## Task item
Revise the abstract on poliovirus cleavage of NF-kappaB by restating it from "Scientific Publications by" up to and including "NF-kappaB during poliovirus infection.", replacing "poliovirus" with "enterovirus" wherever it occurs in that stretch.

## Text provided
★ ★ ★
Scientific Publications by FDA Staff

J Biol Chem 2005 Jun 24;280(25):24153-8

Proteolytic cleavage of the p65-RelA subunit of NF-kappaB during poliovirus infection.

Neznanov N, Chumakov KM, Neznanova L, Almasan A, Banerjee AK, Gudkov AV

Neznanov N, Cleveland Clin Fdn, Lerner Res Inst, Dept Mol Genet, 9500 Euclid Ave, Cleveland, OH 44195 USA Cleveland Clin Fdn, Lerner Res Inst, Dept Mol Genet, Cleveland, OH 44195 USA Cleveland Clin Fdn, Lerner Res Inst, Dept Canc Biol, Cleveland, OH 44195 USA US FDA, Ctr Biol Evaluat & Res, Rockville, MD 20852 USA

Activation of NF-kappaB during viral infection is one of the critical elements in innate immune response. Several virus-specific factors, such as double-stranded RNA, can trigger host defense mechanisms by inducing NF-kappaB-mediated expression of cytokines and interferons. Early stages of poliovirus infection are also associated with degradation of IkappaB alpha and translocation of NF-kappaB into the nucleus. However, at later stages of poliovirus replication the p65-RelA component of the NF-kappaB complex undergoes a specific cleavage that coincides with the onset of intensive poliovirus protein synthesis and the appearance of the activity of poliovirus protease 3C. Indeed, the p65-RelA amino acid sequence contains the recognition site for 3C, and recombinant protein 3C was shown to be capable of proteolytic cleavage of p65-RelA, generating truncated product similar to that observed during poliovirus infection. Cleavage of p65-RelA occurs during replication of ECHO-1 and rhinovirus 14, suggesting that inactivation of NF-kappaB function by proteolytic cleavage of p65-RelA is the common mechanism by which picornaviruses suppress the innate immune response.
★ ★ ★
Dataset entries:
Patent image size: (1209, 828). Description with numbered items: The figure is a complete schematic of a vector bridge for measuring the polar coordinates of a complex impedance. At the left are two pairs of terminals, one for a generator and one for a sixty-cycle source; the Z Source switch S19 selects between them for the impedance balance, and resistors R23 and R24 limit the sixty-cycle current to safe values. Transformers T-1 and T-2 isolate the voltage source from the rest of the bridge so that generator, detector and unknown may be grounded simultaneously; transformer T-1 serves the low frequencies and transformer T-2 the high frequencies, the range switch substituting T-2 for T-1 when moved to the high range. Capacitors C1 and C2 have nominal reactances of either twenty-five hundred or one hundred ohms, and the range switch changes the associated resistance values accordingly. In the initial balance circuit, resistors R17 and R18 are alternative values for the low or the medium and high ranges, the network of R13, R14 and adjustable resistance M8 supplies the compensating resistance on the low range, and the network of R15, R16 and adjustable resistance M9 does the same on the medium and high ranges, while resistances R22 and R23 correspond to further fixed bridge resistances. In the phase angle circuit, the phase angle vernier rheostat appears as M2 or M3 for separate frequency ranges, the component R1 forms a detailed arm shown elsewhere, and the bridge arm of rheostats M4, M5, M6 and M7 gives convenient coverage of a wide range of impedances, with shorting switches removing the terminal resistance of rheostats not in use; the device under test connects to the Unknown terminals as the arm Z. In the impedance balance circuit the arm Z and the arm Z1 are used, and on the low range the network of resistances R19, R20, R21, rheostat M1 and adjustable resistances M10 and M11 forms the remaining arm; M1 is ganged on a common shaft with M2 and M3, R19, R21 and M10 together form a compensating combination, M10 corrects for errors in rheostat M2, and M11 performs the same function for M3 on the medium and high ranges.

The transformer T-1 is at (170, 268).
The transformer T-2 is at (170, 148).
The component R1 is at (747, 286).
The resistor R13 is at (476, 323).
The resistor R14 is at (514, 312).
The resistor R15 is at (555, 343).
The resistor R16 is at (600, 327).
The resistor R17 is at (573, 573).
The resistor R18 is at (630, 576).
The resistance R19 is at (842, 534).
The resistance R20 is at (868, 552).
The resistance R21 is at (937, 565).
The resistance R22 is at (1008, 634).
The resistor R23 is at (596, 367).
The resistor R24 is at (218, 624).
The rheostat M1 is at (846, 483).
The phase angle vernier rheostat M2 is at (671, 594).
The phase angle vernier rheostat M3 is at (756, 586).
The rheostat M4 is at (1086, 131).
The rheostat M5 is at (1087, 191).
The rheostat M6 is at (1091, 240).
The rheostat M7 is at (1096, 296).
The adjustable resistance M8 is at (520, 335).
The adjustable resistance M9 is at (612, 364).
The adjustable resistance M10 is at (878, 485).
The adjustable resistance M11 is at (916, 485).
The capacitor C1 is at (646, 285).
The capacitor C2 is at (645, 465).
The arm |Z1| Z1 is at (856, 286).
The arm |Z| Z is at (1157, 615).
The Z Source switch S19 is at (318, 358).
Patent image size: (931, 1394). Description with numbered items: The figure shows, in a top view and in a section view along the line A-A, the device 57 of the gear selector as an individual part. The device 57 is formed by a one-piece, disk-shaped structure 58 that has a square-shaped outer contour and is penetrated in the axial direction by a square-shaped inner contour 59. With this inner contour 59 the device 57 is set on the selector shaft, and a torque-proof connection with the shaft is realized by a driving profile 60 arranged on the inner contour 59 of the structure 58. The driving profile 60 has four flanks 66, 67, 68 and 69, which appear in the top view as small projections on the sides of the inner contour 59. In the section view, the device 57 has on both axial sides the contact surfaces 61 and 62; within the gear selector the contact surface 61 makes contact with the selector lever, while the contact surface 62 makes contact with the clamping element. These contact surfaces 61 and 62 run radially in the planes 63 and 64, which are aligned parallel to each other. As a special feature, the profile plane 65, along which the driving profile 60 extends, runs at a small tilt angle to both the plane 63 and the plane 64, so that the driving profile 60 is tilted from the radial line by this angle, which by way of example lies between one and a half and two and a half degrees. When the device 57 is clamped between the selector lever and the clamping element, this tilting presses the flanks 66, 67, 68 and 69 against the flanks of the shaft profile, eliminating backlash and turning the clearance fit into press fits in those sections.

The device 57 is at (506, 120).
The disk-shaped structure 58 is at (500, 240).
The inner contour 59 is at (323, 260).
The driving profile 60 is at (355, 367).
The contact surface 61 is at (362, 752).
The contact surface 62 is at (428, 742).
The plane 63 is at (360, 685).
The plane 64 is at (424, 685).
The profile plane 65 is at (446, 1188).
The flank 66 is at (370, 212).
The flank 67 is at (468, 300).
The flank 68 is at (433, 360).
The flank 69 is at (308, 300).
★ ★ ★
## Solution
Scientific Publications by FDA Staff

J Biol Chem 2005 Jun 24;280(25):24153-8

Proteolytic cleavage of the p65-RelA subunit of NF-kappaB during enterovirus infection.